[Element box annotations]
# # # # #
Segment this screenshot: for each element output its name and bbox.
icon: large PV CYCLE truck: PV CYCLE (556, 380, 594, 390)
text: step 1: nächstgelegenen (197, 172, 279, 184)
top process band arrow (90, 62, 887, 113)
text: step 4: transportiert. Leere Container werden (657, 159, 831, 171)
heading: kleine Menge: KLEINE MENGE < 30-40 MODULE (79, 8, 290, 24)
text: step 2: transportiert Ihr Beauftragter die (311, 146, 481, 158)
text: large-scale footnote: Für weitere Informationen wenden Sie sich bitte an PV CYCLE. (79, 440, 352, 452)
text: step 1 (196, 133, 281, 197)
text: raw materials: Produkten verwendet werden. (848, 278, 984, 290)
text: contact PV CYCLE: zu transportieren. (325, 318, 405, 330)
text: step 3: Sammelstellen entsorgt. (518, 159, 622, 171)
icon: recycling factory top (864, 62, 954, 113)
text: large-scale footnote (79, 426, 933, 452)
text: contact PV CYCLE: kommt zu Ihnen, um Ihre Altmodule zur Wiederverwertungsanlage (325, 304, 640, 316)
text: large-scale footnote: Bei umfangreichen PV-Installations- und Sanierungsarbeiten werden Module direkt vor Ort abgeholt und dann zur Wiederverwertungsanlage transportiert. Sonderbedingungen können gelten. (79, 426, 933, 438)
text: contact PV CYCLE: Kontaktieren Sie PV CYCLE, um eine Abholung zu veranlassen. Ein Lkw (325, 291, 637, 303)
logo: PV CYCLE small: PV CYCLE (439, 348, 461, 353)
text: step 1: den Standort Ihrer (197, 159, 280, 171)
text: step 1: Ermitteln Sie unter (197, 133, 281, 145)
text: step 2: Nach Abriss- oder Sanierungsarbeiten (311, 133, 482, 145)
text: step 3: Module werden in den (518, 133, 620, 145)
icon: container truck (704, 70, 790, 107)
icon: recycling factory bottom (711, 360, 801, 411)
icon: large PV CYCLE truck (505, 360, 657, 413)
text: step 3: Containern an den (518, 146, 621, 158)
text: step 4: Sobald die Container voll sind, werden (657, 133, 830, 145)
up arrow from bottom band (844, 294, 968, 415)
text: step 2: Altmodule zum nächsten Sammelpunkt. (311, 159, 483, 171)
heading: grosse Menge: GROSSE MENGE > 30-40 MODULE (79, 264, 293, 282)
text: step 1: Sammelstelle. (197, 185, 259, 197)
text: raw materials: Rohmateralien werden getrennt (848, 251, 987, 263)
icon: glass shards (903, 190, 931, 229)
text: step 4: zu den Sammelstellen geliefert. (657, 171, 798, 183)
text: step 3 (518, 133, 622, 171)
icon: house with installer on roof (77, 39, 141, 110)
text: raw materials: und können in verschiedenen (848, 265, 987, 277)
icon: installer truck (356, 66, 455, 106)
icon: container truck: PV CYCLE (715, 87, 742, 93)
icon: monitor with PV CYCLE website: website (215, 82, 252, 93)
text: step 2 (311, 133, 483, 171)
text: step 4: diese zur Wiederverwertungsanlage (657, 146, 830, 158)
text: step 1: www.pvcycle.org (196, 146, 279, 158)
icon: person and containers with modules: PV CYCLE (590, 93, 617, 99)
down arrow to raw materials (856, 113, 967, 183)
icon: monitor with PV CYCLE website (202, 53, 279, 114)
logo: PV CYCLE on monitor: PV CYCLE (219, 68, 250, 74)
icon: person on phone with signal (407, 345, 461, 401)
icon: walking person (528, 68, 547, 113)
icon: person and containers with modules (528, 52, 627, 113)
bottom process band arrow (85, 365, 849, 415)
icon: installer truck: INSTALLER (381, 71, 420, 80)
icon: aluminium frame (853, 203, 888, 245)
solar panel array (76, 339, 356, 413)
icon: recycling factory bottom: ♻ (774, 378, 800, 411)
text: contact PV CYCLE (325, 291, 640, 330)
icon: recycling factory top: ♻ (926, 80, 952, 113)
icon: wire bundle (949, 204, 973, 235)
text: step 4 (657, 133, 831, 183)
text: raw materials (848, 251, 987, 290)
# # # # #
_What to do_
Please give each line of the data above as one string in a JSON list, leaving out blank lines.

_Task response_
[
  "Segment this screenshot: for each element output its name and bbox.",
  "icon: large PV CYCLE truck: PV CYCLE (556, 380, 594, 390)",
  "text: step 1: nächstgelegenen (197, 172, 279, 184)",
  "top process band arrow (90, 62, 887, 113)",
  "text: step 4: transportiert. Leere Container werden (657, 159, 831, 171)",
  "heading: kleine Menge: KLEINE MENGE < 30-40 MODULE (79, 8, 290, 24)",
  "text: step 2: transportiert Ihr Beauftragter die (311, 146, 481, 158)",
  "text: large-scale footnote: Für weitere Informationen wenden Sie sich bitte an PV CYCLE. (79, 440, 352, 452)",
  "text: step 1 (196, 133, 281, 197)",
  "text: raw materials: Produkten verwendet werden. (848, 278, 984, 290)",
  "text: contact PV CYCLE: zu transportieren. (325, 318, 405, 330)",
  "text: step 3: Sammelstellen entsorgt. (518, 159, 622, 171)",
  "icon: recycling factory top (864, 62, 954, 113)",
  "text: large-scale footnote (79, 426, 933, 452)",
  "text: contact PV CYCLE: kommt zu Ihnen, um Ihre Altmodule zur Wiederverwertungsanlage (325, 304, 640, 316)",
  "text: large-scale footnote: Bei umfangreichen PV-Installations- und Sanierungsarbeiten werden Module direkt vor Ort abgeholt und dann zur Wiederverwertungsanlage transportiert. Sonderbedingungen können gelten. (79, 426, 933, 438)",
  "text: contact PV CYCLE: Kontaktieren Sie PV CYCLE, um eine Abholung zu veranlassen. Ein Lkw (325, 291, 637, 303)",
  "logo: PV CYCLE small: PV CYCLE (439, 348, 461, 353)",
  "text: step 1: den Standort Ihrer (197, 159, 280, 171)",
  "text: step 1: Ermitteln Sie unter (197, 133, 281, 145)",
  "text: step 2: Nach Abriss- oder Sanierungsarbeiten (311, 133, 482, 145)",
  "text: step 3: Module werden in den (518, 133, 620, 145)",
  "icon: container truck (704, 70, 790, 107)",
  "icon: recycling factory bottom (711, 360, 801, 411)",
  "icon: large PV CYCLE truck (505, 360, 657, 413)",
  "text: step 3: Containern an den (518, 146, 621, 158)",
  "text: step 4: Sobald die Container voll sind, werden (657, 133, 830, 145)",
  "up arrow from bottom band (844, 294, 968, 415)",
  "text: step 2: Altmodule zum nächsten Sammelpunkt. (311, 159, 483, 171)",
  "heading: grosse Menge: GROSSE MENGE > 30-40 MODULE (79, 264, 293, 282)",
  "text: step 1: Sammelstelle. (197, 185, 259, 197)",
  "text: raw materials: Rohmateralien werden getrennt (848, 251, 987, 263)",
  "icon: glass shards (903, 190, 931, 229)",
  "text: step 4: zu den Sammelstellen geliefert. (657, 171, 798, 183)",
  "text: step 3 (518, 133, 622, 171)",
  "icon: house with installer on roof (77, 39, 141, 110)",
  "text: raw materials: und können in verschiedenen (848, 265, 987, 277)",
  "icon: installer truck (356, 66, 455, 106)",
  "icon: container truck: PV CYCLE (715, 87, 742, 93)",
  "icon: monitor with PV CYCLE website: website (215, 82, 252, 93)",
  "text: step 2 (311, 133, 483, 171)",
  "text: step 4: diese zur Wiederverwertungsanlage (657, 146, 830, 158)",
  "text: step 1: www.pvcycle.org (196, 146, 279, 158)",
  "icon: person and containers with modules: PV CYCLE (590, 93, 617, 99)",
  "down arrow to raw materials (856, 113, 967, 183)",
  "icon: monitor with PV CYCLE website (202, 53, 279, 114)",
  "logo: PV CYCLE on monitor: PV CYCLE (219, 68, 250, 74)",
  "icon: person on phone with signal (407, 345, 461, 401)",
  "icon: walking person (528, 68, 547, 113)",
  "icon: person and containers with modules (528, 52, 627, 113)",
  "bottom process band arrow (85, 365, 849, 415)",
  "icon: installer truck: INSTALLER (381, 71, 420, 80)",
  "icon: aluminium frame (853, 203, 888, 245)",
  "solar panel array (76, 339, 356, 413)",
  "icon: recycling factory bottom: ♻ (774, 378, 800, 411)",
  "text: contact PV CYCLE (325, 291, 640, 330)",
  "icon: recycling factory top: ♻ (926, 80, 952, 113)",
  "icon: wire bundle (949, 204, 973, 235)",
  "text: step 4 (657, 133, 831, 183)",
  "text: raw materials (848, 251, 987, 290)"
]